> Instruction: Reproduce every one of the records below word for word, leaving out the pictures.

> Material for this exercise:
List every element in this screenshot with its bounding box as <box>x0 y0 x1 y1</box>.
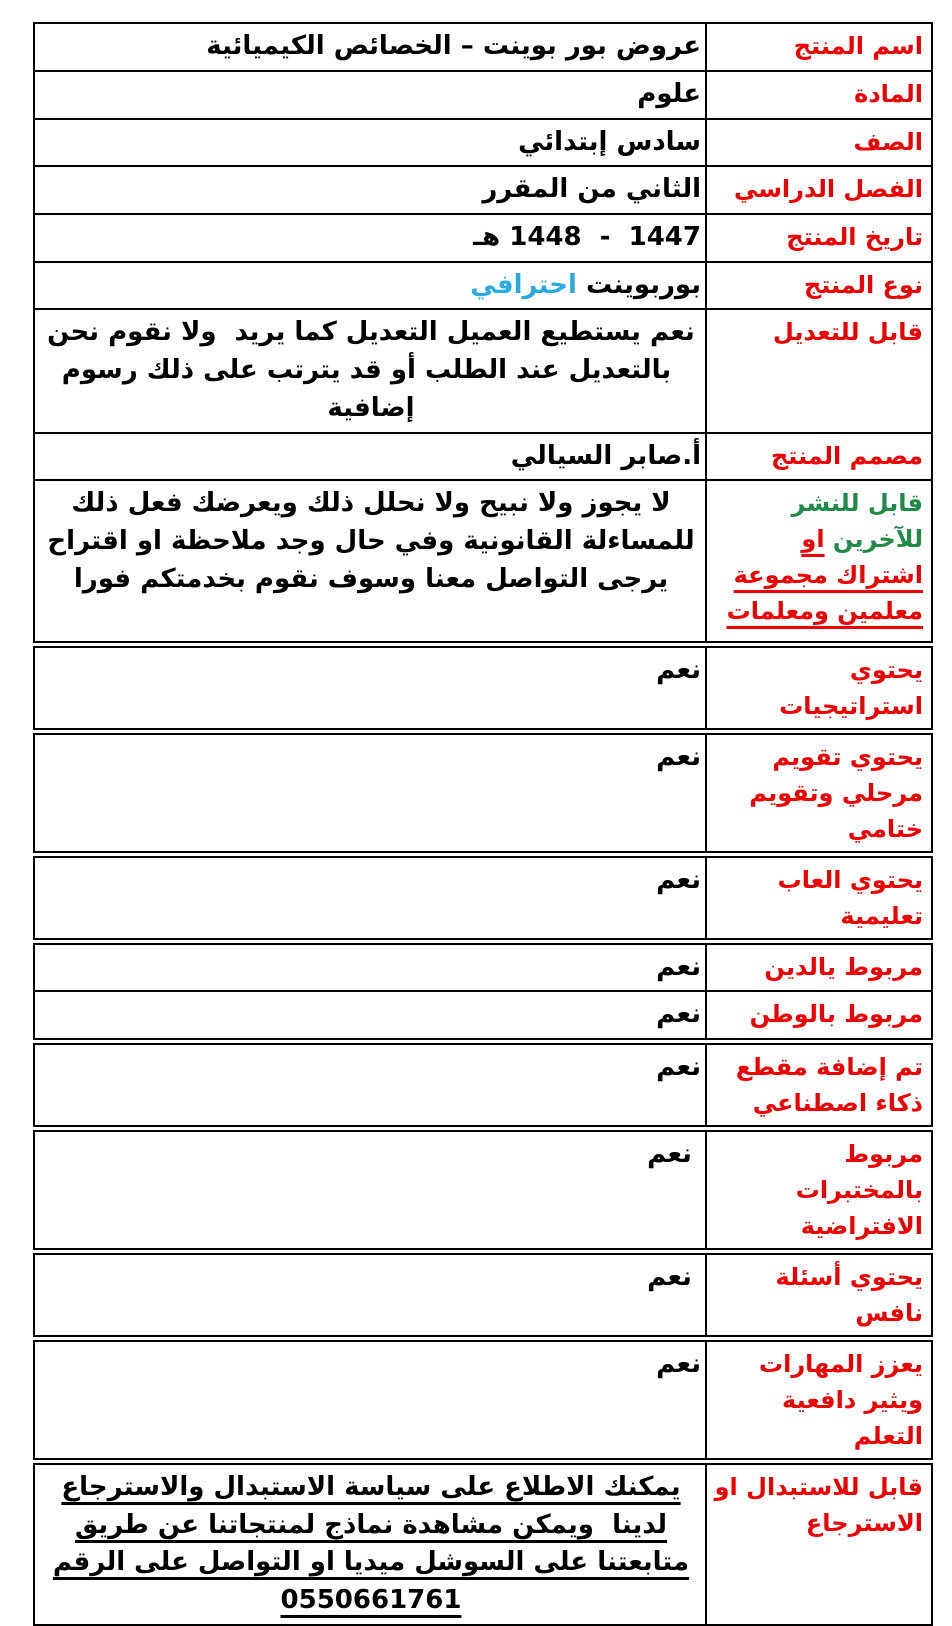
value-semester: الثاني من المقرر <box>34 166 706 214</box>
label-religion-link: مربوط يالدين <box>706 941 932 991</box>
label-semester: الفصل الدراسي <box>706 166 932 214</box>
table-row-semester: الفصل الدراسي الثاني من المقرر <box>34 166 932 214</box>
table-row-educational-games: يحتوي العاب تعليمية نعم <box>34 854 932 941</box>
table-row-religion-link: مربوط يالدين نعم <box>34 941 932 991</box>
value-nafis-questions: نعم <box>34 1252 706 1339</box>
value-skills-motivation: نعم <box>34 1339 706 1462</box>
label-nafis-questions: يحتوي أسئلة نافس <box>706 1252 932 1339</box>
product-type-main: بوربوينت <box>577 270 701 300</box>
label-designer: مصمم المنتج <box>706 433 932 481</box>
table-row-nafis-questions: يحتوي أسئلة نافس نعم <box>34 1252 932 1339</box>
value-designer: أ.صابر السيالي <box>34 433 706 481</box>
value-refund-policy: يمكنك الاطلاع على سياسة الاستبدال والاست… <box>34 1462 706 1625</box>
table-row-publish-rights: قابل للنشر للآخرين او اشتراك مجموعة معلم… <box>34 480 932 644</box>
page-sheet: اسم المنتج عروض بور بوينت – الخصائص الكي… <box>0 0 952 1626</box>
value-strategies: نعم <box>34 644 706 731</box>
table-row-subject: المادة علوم <box>34 71 932 119</box>
value-publish-rights: لا يجوز ولا نبيح ولا نحلل ذلك ويعرضك فعل… <box>34 480 706 644</box>
label-product-type: نوع المنتج <box>706 262 932 310</box>
label-editable: قابل للتعديل <box>706 309 932 432</box>
label-grade: الصف <box>706 119 932 167</box>
value-nation-link: نعم <box>34 991 706 1041</box>
value-ai-clip: نعم <box>34 1042 706 1129</box>
document-page: { "document": { "direction": "rtl", "col… <box>0 0 952 1457</box>
value-product-type: بوربوينت احترافي <box>34 262 706 310</box>
value-editable: نعم يستطيع العميل التعديل كما يريد ولا ن… <box>34 309 706 432</box>
label-nation-link: مربوط بالوطن <box>706 991 932 1041</box>
label-strategies: يحتوي استراتيجيات <box>706 644 932 731</box>
table-row-designer: مصمم المنتج أ.صابر السيالي <box>34 433 932 481</box>
product-details-table: اسم المنتج عروض بور بوينت – الخصائص الكي… <box>33 22 933 1626</box>
label-product-date: تاريخ المنتج <box>706 214 932 262</box>
value-assessments: نعم <box>34 731 706 854</box>
table-row-strategies: يحتوي استراتيجيات نعم <box>34 644 932 731</box>
value-grade: سادس إبتدائي <box>34 119 706 167</box>
value-educational-games: نعم <box>34 854 706 941</box>
label-publish-rights: قابل للنشر للآخرين او اشتراك مجموعة معلم… <box>706 480 932 644</box>
table-row-product-name: اسم المنتج عروض بور بوينت – الخصائص الكي… <box>34 23 932 71</box>
table-row-virtual-labs: مربوط بالمختبرات الافتراضية نعم <box>34 1129 932 1252</box>
value-product-name: عروض بور بوينت – الخصائص الكيميائية <box>34 23 706 71</box>
table-row-ai-clip: تم إضافة مقطع ذكاء اصطناعي نعم <box>34 1042 932 1129</box>
value-religion-link: نعم <box>34 941 706 991</box>
label-ai-clip: تم إضافة مقطع ذكاء اصطناعي <box>706 1042 932 1129</box>
table-row-editable: قابل للتعديل نعم يستطيع العميل التعديل ك… <box>34 309 932 432</box>
label-product-name: اسم المنتج <box>706 23 932 71</box>
label-virtual-labs: مربوط بالمختبرات الافتراضية <box>706 1129 932 1252</box>
label-skills-motivation: يعزز المهارات ويثير دافعية التعلم <box>706 1339 932 1462</box>
label-educational-games: يحتوي العاب تعليمية <box>706 854 932 941</box>
value-product-date: 1447 - 1448 هـ <box>34 214 706 262</box>
table-row-skills-motivation: يعزز المهارات ويثير دافعية التعلم نعم <box>34 1339 932 1462</box>
value-virtual-labs: نعم <box>34 1129 706 1252</box>
label-subject: المادة <box>706 71 932 119</box>
table-row-assessments: يحتوي تقويم مرحلي وتقويم ختامي نعم <box>34 731 932 854</box>
product-type-accent: احترافي <box>470 270 577 300</box>
table-row-nation-link: مربوط بالوطن نعم <box>34 991 932 1041</box>
value-subject: علوم <box>34 71 706 119</box>
table-row-product-date: تاريخ المنتج 1447 - 1448 هـ <box>34 214 932 262</box>
table-row-grade: الصف سادس إبتدائي <box>34 119 932 167</box>
label-refund-policy: قابل للاستبدال او الاسترجاع <box>706 1462 932 1625</box>
table-row-product-type: نوع المنتج بوربوينت احترافي <box>34 262 932 310</box>
table-row-refund-policy: قابل للاستبدال او الاسترجاع يمكنك الاطلا… <box>34 1462 932 1625</box>
label-assessments: يحتوي تقويم مرحلي وتقويم ختامي <box>706 731 932 854</box>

> Response below:
List every element in this screenshot with its bounding box as <box>x0 y0 x1 y1</box>.
value-semester: الثاني من المقرر <box>34 166 706 214</box>
label-religion-link: مربوط يالدين <box>706 941 932 991</box>
label-semester: الفصل الدراسي <box>706 166 932 214</box>
table-row-semester: الفصل الدراسي الثاني من المقرر <box>34 166 932 214</box>
table-row-educational-games: يحتوي العاب تعليمية نعم <box>34 854 932 941</box>
table-row-religion-link: مربوط يالدين نعم <box>34 941 932 991</box>
value-nafis-questions: نعم <box>34 1252 706 1339</box>
value-skills-motivation: نعم <box>34 1339 706 1462</box>
label-nafis-questions: يحتوي أسئلة نافس <box>706 1252 932 1339</box>
product-type-main: بوربوينت <box>577 270 701 300</box>
label-designer: مصمم المنتج <box>706 433 932 481</box>
table-row-nafis-questions: يحتوي أسئلة نافس نعم <box>34 1252 932 1339</box>
value-designer: أ.صابر السيالي <box>34 433 706 481</box>
value-refund-policy: يمكنك الاطلاع على سياسة الاستبدال والاست… <box>34 1462 706 1625</box>
table-row-publish-rights: قابل للنشر للآخرين او اشتراك مجموعة معلم… <box>34 480 932 644</box>
page-sheet: اسم المنتج عروض بور بوينت – الخصائص الكي… <box>0 0 952 1626</box>
value-strategies: نعم <box>34 644 706 731</box>
table-row-subject: المادة علوم <box>34 71 932 119</box>
value-publish-rights: لا يجوز ولا نبيح ولا نحلل ذلك ويعرضك فعل… <box>34 480 706 644</box>
label-product-type: نوع المنتج <box>706 262 932 310</box>
label-editable: قابل للتعديل <box>706 309 932 432</box>
label-grade: الصف <box>706 119 932 167</box>
value-nation-link: نعم <box>34 991 706 1041</box>
value-ai-clip: نعم <box>34 1042 706 1129</box>
document-page: { "document": { "direction": "rtl", "col… <box>0 0 952 1457</box>
value-product-type: بوربوينت احترافي <box>34 262 706 310</box>
value-editable: نعم يستطيع العميل التعديل كما يريد ولا ن… <box>34 309 706 432</box>
label-nation-link: مربوط بالوطن <box>706 991 932 1041</box>
label-strategies: يحتوي استراتيجيات <box>706 644 932 731</box>
table-row-designer: مصمم المنتج أ.صابر السيالي <box>34 433 932 481</box>
product-details-table: اسم المنتج عروض بور بوينت – الخصائص الكي… <box>33 22 933 1626</box>
label-product-date: تاريخ المنتج <box>706 214 932 262</box>
value-assessments: نعم <box>34 731 706 854</box>
table-row-strategies: يحتوي استراتيجيات نعم <box>34 644 932 731</box>
value-grade: سادس إبتدائي <box>34 119 706 167</box>
value-educational-games: نعم <box>34 854 706 941</box>
label-publish-rights: قابل للنشر للآخرين او اشتراك مجموعة معلم… <box>706 480 932 644</box>
table-row-product-name: اسم المنتج عروض بور بوينت – الخصائص الكي… <box>34 23 932 71</box>
table-row-virtual-labs: مربوط بالمختبرات الافتراضية نعم <box>34 1129 932 1252</box>
value-product-name: عروض بور بوينت – الخصائص الكيميائية <box>34 23 706 71</box>
table-row-ai-clip: تم إضافة مقطع ذكاء اصطناعي نعم <box>34 1042 932 1129</box>
value-religion-link: نعم <box>34 941 706 991</box>
label-ai-clip: تم إضافة مقطع ذكاء اصطناعي <box>706 1042 932 1129</box>
table-row-editable: قابل للتعديل نعم يستطيع العميل التعديل ك… <box>34 309 932 432</box>
label-product-name: اسم المنتج <box>706 23 932 71</box>
label-virtual-labs: مربوط بالمختبرات الافتراضية <box>706 1129 932 1252</box>
label-skills-motivation: يعزز المهارات ويثير دافعية التعلم <box>706 1339 932 1462</box>
label-educational-games: يحتوي العاب تعليمية <box>706 854 932 941</box>
value-product-date: 1447 - 1448 هـ <box>34 214 706 262</box>
table-row-skills-motivation: يعزز المهارات ويثير دافعية التعلم نعم <box>34 1339 932 1462</box>
value-virtual-labs: نعم <box>34 1129 706 1252</box>
label-subject: المادة <box>706 71 932 119</box>
table-row-assessments: يحتوي تقويم مرحلي وتقويم ختامي نعم <box>34 731 932 854</box>
product-type-accent: احترافي <box>470 270 577 300</box>
table-row-nation-link: مربوط بالوطن نعم <box>34 991 932 1041</box>
value-subject: علوم <box>34 71 706 119</box>
table-row-product-date: تاريخ المنتج 1447 - 1448 هـ <box>34 214 932 262</box>
table-row-grade: الصف سادس إبتدائي <box>34 119 932 167</box>
label-refund-policy: قابل للاستبدال او الاسترجاع <box>706 1462 932 1625</box>
table-row-product-type: نوع المنتج بوربوينت احترافي <box>34 262 932 310</box>
table-row-refund-policy: قابل للاستبدال او الاسترجاع يمكنك الاطلا… <box>34 1462 932 1625</box>
label-assessments: يحتوي تقويم مرحلي وتقويم ختامي <box>706 731 932 854</box>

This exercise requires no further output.